THE REQUEST:
Transcribe all the records exactly and omit any images they hold.
======
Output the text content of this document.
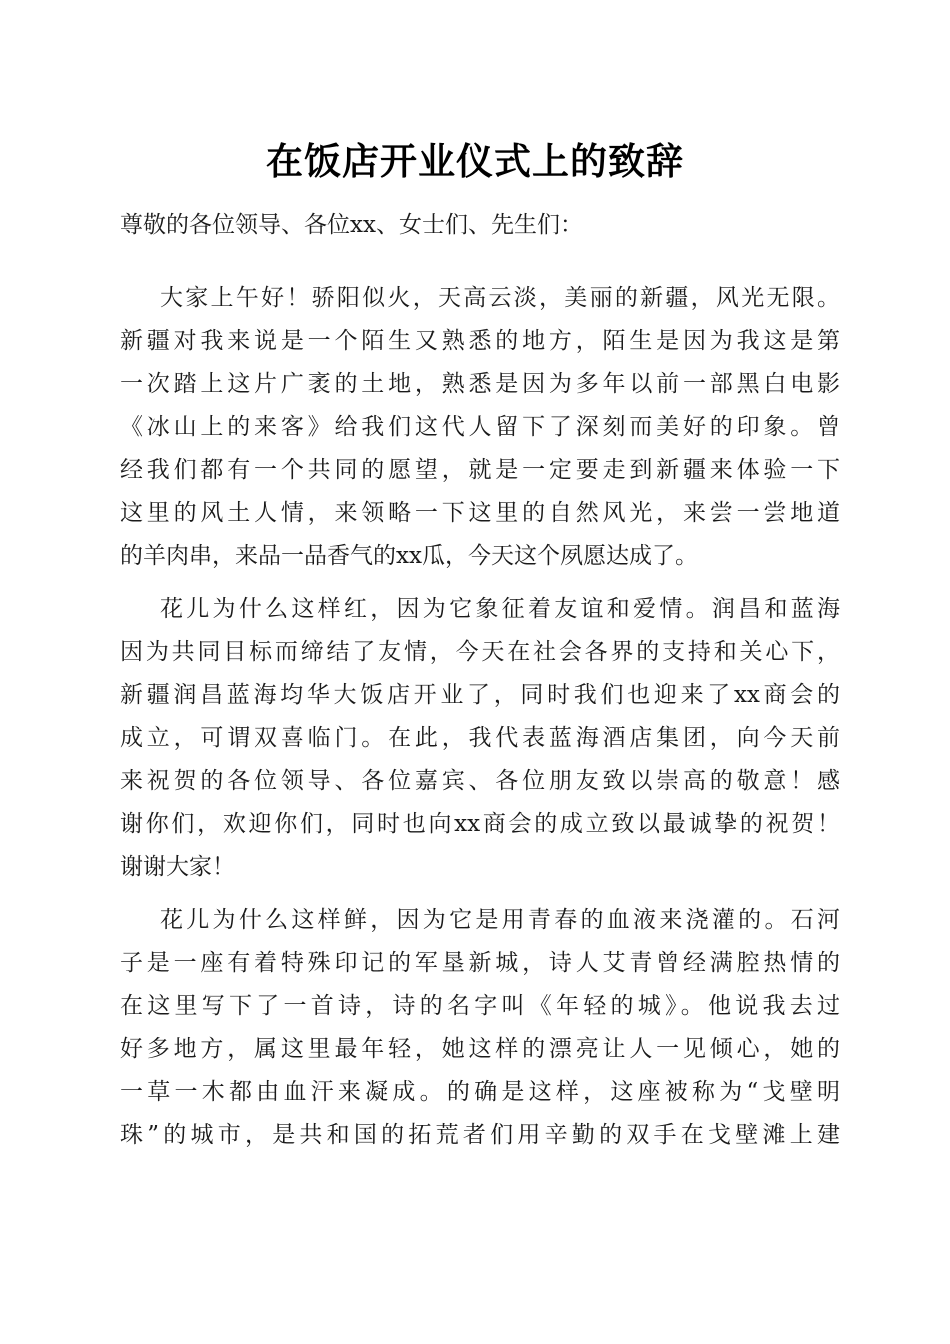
在饭店开业仪式上的致辞
尊敬的各位领导、各位xx、女士们、先生们：
大家上午好！骄阳似火，天高云淡，美丽的新疆，风光无限。
新疆对我来说是一个陌生又熟悉的地方，陌生是因为我这是第
一次踏上这片广袤的土地，熟悉是因为多年以前一部黑白电影
《冰山上的来客》给我们这代人留下了深刻而美好的印象。曾
经我们都有一个共同的愿望，就是一定要走到新疆来体验一下
这里的风土人情，来领略一下这里的自然风光，来尝一尝地道
的羊肉串，来品一品香气的xx瓜，今天这个夙愿达成了。
花儿为什么这样红，因为它象征着友谊和爱情。润昌和蓝海
因为共同目标而缔结了友情，今天在社会各界的支持和关心下，
新疆润昌蓝海均华大饭店开业了，同时我们也迎来了xx商会的
成立，可谓双喜临门。在此，我代表蓝海酒店集团，向今天前
来祝贺的各位领导、各位嘉宾、各位朋友致以崇高的敬意！感
谢你们，欢迎你们，同时也向xx商会的成立致以最诚挚的祝贺！
谢谢大家！
花儿为什么这样鲜，因为它是用青春的血液来浇灌的。石河
子是一座有着特殊印记的军垦新城，诗人艾青曾经满腔热情的
在这里写下了一首诗，诗的名字叫《年轻的城》。他说我去过
好多地方，属这里最年轻，她这样的漂亮让人一见倾心，她的
一草一木都由血汗来凝成。的确是这样，这座被称为“戈壁明
珠”的城市，是共和国的拓荒者们用辛勤的双手在戈壁滩上建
======
ANSWER TO THE TASK:
Output the text content of this document.
在饭店开业仪式上的致辞
尊敬的各位领导、各位xx、女士们、先生们：
大家上午好！骄阳似火，天高云淡，美丽的新疆，风光无限。
新疆对我来说是一个陌生又熟悉的地方，陌生是因为我这是第
一次踏上这片广袤的土地，熟悉是因为多年以前一部黑白电影
《冰山上的来客》给我们这代人留下了深刻而美好的印象。曾
经我们都有一个共同的愿望，就是一定要走到新疆来体验一下
这里的风土人情，来领略一下这里的自然风光，来尝一尝地道
的羊肉串，来品一品香气的xx瓜，今天这个夙愿达成了。
花儿为什么这样红，因为它象征着友谊和爱情。润昌和蓝海
因为共同目标而缔结了友情，今天在社会各界的支持和关心下，
新疆润昌蓝海均华大饭店开业了，同时我们也迎来了xx商会的
成立，可谓双喜临门。在此，我代表蓝海酒店集团，向今天前
来祝贺的各位领导、各位嘉宾、各位朋友致以崇高的敬意！感
谢你们，欢迎你们，同时也向xx商会的成立致以最诚挚的祝贺！
谢谢大家！
花儿为什么这样鲜，因为它是用青春的血液来浇灌的。石河
子是一座有着特殊印记的军垦新城，诗人艾青曾经满腔热情的
在这里写下了一首诗，诗的名字叫《年轻的城》。他说我去过
好多地方，属这里最年轻，她这样的漂亮让人一见倾心，她的
一草一木都由血汗来凝成。的确是这样，这座被称为“戈壁明
珠”的城市，是共和国的拓荒者们用辛勤的双手在戈壁滩上建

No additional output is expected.